### Exercise
Copy each line of these records without any change.

### Exercise data
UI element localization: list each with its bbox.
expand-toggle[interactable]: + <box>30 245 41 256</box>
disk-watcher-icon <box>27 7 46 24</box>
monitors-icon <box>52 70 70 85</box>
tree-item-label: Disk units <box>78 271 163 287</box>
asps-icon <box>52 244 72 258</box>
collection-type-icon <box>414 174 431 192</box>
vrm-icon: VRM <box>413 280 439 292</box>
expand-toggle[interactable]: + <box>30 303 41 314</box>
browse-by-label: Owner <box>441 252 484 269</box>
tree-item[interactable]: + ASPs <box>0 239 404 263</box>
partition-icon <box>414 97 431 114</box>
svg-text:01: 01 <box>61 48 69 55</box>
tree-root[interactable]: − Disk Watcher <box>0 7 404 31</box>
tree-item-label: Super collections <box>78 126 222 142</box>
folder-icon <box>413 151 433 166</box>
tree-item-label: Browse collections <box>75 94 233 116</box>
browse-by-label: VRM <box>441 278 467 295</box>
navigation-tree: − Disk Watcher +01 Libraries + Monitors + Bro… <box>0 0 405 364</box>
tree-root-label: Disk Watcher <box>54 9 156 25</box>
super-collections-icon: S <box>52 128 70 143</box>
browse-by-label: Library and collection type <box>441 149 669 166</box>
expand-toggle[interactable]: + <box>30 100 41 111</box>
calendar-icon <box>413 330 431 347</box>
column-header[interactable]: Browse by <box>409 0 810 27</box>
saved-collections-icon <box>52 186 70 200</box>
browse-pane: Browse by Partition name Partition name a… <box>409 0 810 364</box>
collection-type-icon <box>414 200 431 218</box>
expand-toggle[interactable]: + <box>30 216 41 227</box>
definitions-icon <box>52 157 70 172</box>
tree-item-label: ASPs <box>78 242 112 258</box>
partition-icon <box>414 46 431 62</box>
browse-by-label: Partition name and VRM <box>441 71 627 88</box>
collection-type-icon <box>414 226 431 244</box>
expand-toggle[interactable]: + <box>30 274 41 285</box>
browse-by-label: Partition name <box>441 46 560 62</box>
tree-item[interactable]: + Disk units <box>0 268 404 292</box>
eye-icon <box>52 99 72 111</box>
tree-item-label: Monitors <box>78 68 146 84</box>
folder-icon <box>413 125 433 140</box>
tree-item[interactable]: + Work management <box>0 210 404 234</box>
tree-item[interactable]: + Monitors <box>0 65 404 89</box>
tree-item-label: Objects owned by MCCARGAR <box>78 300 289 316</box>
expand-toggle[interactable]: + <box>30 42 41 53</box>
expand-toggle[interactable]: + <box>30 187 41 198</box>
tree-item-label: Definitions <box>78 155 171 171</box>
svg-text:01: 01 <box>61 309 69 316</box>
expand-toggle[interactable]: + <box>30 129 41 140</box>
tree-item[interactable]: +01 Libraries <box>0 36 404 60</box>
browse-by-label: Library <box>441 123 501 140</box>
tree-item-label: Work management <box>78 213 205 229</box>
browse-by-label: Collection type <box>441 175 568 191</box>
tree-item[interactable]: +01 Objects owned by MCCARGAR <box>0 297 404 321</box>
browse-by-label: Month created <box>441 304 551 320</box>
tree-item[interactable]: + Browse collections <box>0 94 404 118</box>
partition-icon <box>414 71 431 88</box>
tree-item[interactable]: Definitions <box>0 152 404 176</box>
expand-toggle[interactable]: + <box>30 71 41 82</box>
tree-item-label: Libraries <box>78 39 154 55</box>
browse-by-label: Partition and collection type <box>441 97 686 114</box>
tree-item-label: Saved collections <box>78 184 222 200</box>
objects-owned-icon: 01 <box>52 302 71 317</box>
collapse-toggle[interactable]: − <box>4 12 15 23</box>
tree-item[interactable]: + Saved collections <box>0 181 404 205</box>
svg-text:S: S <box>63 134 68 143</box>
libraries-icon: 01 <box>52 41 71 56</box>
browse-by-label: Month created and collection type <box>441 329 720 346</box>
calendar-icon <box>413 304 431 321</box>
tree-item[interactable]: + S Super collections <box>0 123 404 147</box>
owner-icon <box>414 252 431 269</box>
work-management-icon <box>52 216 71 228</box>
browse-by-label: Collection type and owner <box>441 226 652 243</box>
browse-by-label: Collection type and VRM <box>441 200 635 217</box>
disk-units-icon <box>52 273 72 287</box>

### Solution below
UI element localization: list each with its bbox.
expand-toggle[interactable]: + <box>30 245 41 256</box>
disk-watcher-icon <box>27 7 46 24</box>
monitors-icon <box>52 70 70 85</box>
tree-item-label: Disk units <box>78 271 163 287</box>
asps-icon <box>52 244 72 258</box>
collection-type-icon <box>414 174 431 192</box>
vrm-icon: VRM <box>413 280 439 292</box>
expand-toggle[interactable]: + <box>30 303 41 314</box>
browse-by-label: Owner <box>441 252 484 269</box>
tree-item[interactable]: + ASPs <box>0 239 404 263</box>
partition-icon <box>414 97 431 114</box>
svg-text:01: 01 <box>61 48 69 55</box>
tree-root[interactable]: − Disk Watcher <box>0 7 404 31</box>
tree-item-label: Super collections <box>78 126 222 142</box>
folder-icon <box>413 151 433 166</box>
tree-item-label: Browse collections <box>75 94 233 116</box>
browse-by-label: VRM <box>441 278 467 295</box>
navigation-tree: − Disk Watcher +01 Libraries + Monitors + Bro… <box>0 0 405 364</box>
tree-root-label: Disk Watcher <box>54 9 156 25</box>
super-collections-icon: S <box>52 128 70 143</box>
browse-by-label: Library and collection type <box>441 149 669 166</box>
expand-toggle[interactable]: + <box>30 100 41 111</box>
calendar-icon <box>413 330 431 347</box>
column-header[interactable]: Browse by <box>409 0 810 27</box>
saved-collections-icon <box>52 186 70 200</box>
browse-pane: Browse by Partition name Partition name a… <box>409 0 810 364</box>
collection-type-icon <box>414 200 431 218</box>
expand-toggle[interactable]: + <box>30 216 41 227</box>
definitions-icon <box>52 157 70 172</box>
tree-item-label: ASPs <box>78 242 112 258</box>
partition-icon <box>414 46 431 62</box>
browse-by-label: Partition name and VRM <box>441 71 627 88</box>
collection-type-icon <box>414 226 431 244</box>
expand-toggle[interactable]: + <box>30 274 41 285</box>
browse-by-label: Partition name <box>441 46 560 62</box>
tree-item[interactable]: + Disk units <box>0 268 404 292</box>
eye-icon <box>52 99 72 111</box>
tree-item-label: Monitors <box>78 68 146 84</box>
folder-icon <box>413 125 433 140</box>
tree-item[interactable]: + Work management <box>0 210 404 234</box>
tree-item[interactable]: + Monitors <box>0 65 404 89</box>
tree-item-label: Objects owned by MCCARGAR <box>78 300 289 316</box>
expand-toggle[interactable]: + <box>30 42 41 53</box>
expand-toggle[interactable]: + <box>30 187 41 198</box>
tree-item-label: Definitions <box>78 155 171 171</box>
svg-text:01: 01 <box>61 309 69 316</box>
expand-toggle[interactable]: + <box>30 129 41 140</box>
tree-item[interactable]: +01 Libraries <box>0 36 404 60</box>
browse-by-label: Library <box>441 123 501 140</box>
tree-item-label: Work management <box>78 213 205 229</box>
browse-by-label: Collection type <box>441 175 568 191</box>
tree-item[interactable]: +01 Objects owned by MCCARGAR <box>0 297 404 321</box>
browse-by-label: Month created <box>441 304 551 320</box>
tree-item[interactable]: + Browse collections <box>0 94 404 118</box>
partition-icon <box>414 71 431 88</box>
tree-item[interactable]: Definitions <box>0 152 404 176</box>
expand-toggle[interactable]: + <box>30 71 41 82</box>
tree-item-label: Libraries <box>78 39 154 55</box>
browse-by-label: Partition and collection type <box>441 97 686 114</box>
tree-item-label: Saved collections <box>78 184 222 200</box>
objects-owned-icon: 01 <box>52 302 71 317</box>
collapse-toggle[interactable]: − <box>4 12 15 23</box>
tree-item[interactable]: + Saved collections <box>0 181 404 205</box>
svg-text:S: S <box>63 134 68 143</box>
libraries-icon: 01 <box>52 41 71 56</box>
browse-by-label: Month created and collection type <box>441 329 720 346</box>
calendar-icon <box>413 304 431 321</box>
tree-item[interactable]: + S Super collections <box>0 123 404 147</box>
owner-icon <box>414 252 431 269</box>
work-management-icon <box>52 216 71 228</box>
browse-by-label: Collection type and owner <box>441 226 652 243</box>
browse-by-label: Collection type and VRM <box>441 200 635 217</box>
disk-units-icon <box>52 273 72 287</box>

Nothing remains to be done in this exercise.